● WHAT THE TASK REQUIRES
Extract all lines from the data beneath that include the word "through".
--- PROVIDED RECORDS ---
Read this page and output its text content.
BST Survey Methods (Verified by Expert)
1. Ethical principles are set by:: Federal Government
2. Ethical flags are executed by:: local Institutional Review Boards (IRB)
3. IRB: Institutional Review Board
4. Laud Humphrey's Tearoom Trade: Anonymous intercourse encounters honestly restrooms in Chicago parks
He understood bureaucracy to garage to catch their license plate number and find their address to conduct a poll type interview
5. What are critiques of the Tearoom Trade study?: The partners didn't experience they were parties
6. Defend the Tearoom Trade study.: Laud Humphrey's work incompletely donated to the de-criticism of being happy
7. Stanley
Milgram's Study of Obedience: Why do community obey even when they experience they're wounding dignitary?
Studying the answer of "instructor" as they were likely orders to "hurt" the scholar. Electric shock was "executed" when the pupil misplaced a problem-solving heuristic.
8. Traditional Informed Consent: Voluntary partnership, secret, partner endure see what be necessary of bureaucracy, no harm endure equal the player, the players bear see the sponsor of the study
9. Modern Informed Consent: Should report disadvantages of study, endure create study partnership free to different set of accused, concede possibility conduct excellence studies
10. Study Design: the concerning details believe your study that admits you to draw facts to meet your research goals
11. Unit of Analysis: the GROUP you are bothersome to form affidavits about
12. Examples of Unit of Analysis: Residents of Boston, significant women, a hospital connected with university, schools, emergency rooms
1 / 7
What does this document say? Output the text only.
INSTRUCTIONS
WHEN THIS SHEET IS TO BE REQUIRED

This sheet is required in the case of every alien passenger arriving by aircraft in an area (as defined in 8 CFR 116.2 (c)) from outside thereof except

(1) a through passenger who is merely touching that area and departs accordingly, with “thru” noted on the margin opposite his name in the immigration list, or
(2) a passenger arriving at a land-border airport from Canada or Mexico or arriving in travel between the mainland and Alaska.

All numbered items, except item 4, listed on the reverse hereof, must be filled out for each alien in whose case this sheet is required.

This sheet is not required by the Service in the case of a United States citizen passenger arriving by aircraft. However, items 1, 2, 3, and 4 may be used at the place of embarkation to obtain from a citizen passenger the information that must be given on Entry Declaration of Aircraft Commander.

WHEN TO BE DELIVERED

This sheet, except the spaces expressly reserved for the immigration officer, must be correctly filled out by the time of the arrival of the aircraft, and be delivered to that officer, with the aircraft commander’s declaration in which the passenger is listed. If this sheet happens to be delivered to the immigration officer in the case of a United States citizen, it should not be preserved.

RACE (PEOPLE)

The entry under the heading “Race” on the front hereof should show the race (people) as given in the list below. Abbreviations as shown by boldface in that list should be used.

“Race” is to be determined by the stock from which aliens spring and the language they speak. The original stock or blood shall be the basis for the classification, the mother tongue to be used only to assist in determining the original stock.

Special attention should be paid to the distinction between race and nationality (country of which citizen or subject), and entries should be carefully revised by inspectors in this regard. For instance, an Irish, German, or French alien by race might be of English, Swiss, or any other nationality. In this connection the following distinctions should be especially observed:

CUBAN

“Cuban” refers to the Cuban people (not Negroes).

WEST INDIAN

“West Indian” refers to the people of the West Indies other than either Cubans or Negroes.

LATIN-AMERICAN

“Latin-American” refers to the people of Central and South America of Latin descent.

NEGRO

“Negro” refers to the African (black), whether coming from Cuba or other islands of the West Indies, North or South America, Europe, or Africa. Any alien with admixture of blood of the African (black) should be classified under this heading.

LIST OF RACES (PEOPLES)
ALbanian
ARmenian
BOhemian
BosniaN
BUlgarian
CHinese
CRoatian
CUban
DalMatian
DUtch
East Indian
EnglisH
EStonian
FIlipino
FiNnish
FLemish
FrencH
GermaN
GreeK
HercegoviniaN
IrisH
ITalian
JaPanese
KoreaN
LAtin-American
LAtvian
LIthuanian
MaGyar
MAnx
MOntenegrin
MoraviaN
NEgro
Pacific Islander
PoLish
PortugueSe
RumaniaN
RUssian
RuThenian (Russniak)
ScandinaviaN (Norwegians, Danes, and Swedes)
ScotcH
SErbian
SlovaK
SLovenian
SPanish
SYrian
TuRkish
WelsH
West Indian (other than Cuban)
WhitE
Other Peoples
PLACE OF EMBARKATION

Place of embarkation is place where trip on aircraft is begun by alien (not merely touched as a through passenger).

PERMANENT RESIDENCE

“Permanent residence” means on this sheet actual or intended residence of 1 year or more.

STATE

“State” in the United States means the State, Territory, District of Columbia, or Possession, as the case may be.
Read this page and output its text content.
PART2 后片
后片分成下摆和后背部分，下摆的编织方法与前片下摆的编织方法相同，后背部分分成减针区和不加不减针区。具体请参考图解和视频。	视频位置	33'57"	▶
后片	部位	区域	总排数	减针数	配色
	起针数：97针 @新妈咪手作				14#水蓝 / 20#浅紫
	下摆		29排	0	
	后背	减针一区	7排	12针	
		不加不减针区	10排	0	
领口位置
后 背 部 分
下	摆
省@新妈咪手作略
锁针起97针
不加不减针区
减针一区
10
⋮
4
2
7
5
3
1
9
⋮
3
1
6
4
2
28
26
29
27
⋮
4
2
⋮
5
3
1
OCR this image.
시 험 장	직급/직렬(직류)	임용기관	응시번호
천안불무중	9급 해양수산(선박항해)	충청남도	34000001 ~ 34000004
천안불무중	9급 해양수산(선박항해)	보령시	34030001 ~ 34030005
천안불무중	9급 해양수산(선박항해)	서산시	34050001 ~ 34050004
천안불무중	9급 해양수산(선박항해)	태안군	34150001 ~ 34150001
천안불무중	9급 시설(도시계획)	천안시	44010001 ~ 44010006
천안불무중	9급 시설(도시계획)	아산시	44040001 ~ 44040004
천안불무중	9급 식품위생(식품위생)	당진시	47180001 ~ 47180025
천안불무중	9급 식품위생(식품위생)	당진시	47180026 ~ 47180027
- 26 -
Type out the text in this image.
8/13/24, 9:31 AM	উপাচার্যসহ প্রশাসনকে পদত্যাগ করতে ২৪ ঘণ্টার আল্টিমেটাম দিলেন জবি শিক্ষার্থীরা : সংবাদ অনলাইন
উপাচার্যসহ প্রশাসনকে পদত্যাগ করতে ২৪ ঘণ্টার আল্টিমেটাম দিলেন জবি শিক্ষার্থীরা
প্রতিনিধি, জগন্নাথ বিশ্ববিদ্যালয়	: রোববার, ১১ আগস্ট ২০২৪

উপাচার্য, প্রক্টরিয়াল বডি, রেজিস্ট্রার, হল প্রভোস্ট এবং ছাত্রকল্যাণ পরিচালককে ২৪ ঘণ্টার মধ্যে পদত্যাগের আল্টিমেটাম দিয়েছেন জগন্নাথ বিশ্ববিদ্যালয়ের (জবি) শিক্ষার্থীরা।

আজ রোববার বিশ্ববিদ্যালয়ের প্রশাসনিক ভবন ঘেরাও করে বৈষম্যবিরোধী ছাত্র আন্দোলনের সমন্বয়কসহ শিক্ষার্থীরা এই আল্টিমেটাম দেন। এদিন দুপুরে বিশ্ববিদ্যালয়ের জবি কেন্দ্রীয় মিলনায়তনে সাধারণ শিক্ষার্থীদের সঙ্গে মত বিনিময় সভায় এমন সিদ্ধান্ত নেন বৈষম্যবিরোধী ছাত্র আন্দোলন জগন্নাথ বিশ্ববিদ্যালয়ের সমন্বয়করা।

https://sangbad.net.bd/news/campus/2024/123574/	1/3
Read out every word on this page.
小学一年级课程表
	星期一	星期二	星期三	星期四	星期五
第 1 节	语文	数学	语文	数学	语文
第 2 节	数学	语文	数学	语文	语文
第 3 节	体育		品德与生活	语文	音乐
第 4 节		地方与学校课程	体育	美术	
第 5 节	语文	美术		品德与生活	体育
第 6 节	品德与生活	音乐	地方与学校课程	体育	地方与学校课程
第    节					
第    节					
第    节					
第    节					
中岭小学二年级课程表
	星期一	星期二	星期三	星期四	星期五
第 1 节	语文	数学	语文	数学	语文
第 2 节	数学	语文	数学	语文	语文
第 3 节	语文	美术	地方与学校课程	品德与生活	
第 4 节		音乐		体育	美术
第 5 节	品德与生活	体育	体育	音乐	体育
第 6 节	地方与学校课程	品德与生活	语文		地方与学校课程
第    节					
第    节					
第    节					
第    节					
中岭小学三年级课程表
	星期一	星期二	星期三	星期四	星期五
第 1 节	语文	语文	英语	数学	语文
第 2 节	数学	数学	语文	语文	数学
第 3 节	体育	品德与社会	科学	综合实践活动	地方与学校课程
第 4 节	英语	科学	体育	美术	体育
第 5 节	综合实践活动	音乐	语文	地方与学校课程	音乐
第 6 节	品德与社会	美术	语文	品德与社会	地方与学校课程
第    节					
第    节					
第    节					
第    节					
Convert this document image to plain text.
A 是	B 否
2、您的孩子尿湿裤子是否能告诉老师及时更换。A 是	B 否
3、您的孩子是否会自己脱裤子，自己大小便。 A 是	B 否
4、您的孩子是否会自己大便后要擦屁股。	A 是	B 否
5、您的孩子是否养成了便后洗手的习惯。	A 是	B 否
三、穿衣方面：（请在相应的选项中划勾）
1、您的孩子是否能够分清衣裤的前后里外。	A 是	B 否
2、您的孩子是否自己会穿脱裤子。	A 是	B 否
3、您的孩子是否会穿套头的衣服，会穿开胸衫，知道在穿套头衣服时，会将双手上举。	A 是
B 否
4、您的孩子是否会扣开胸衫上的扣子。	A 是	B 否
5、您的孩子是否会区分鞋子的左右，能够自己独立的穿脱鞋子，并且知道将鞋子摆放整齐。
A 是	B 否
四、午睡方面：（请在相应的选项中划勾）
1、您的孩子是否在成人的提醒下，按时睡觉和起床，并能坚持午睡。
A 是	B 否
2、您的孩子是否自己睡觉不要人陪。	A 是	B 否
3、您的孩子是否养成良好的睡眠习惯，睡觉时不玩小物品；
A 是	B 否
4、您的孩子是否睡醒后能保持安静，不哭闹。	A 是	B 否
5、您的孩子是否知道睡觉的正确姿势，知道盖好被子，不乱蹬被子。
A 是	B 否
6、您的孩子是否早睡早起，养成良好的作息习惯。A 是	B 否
---
● SOLUTION TO THIS EXERCISE
(1) a through passenger who is merely touching that area and departs accordingly, with “thru” noted on the margin opposite his name in the immigration list, or
Place of embarkation is place where trip on aircraft is begun by alien (not merely touched as a through passenger).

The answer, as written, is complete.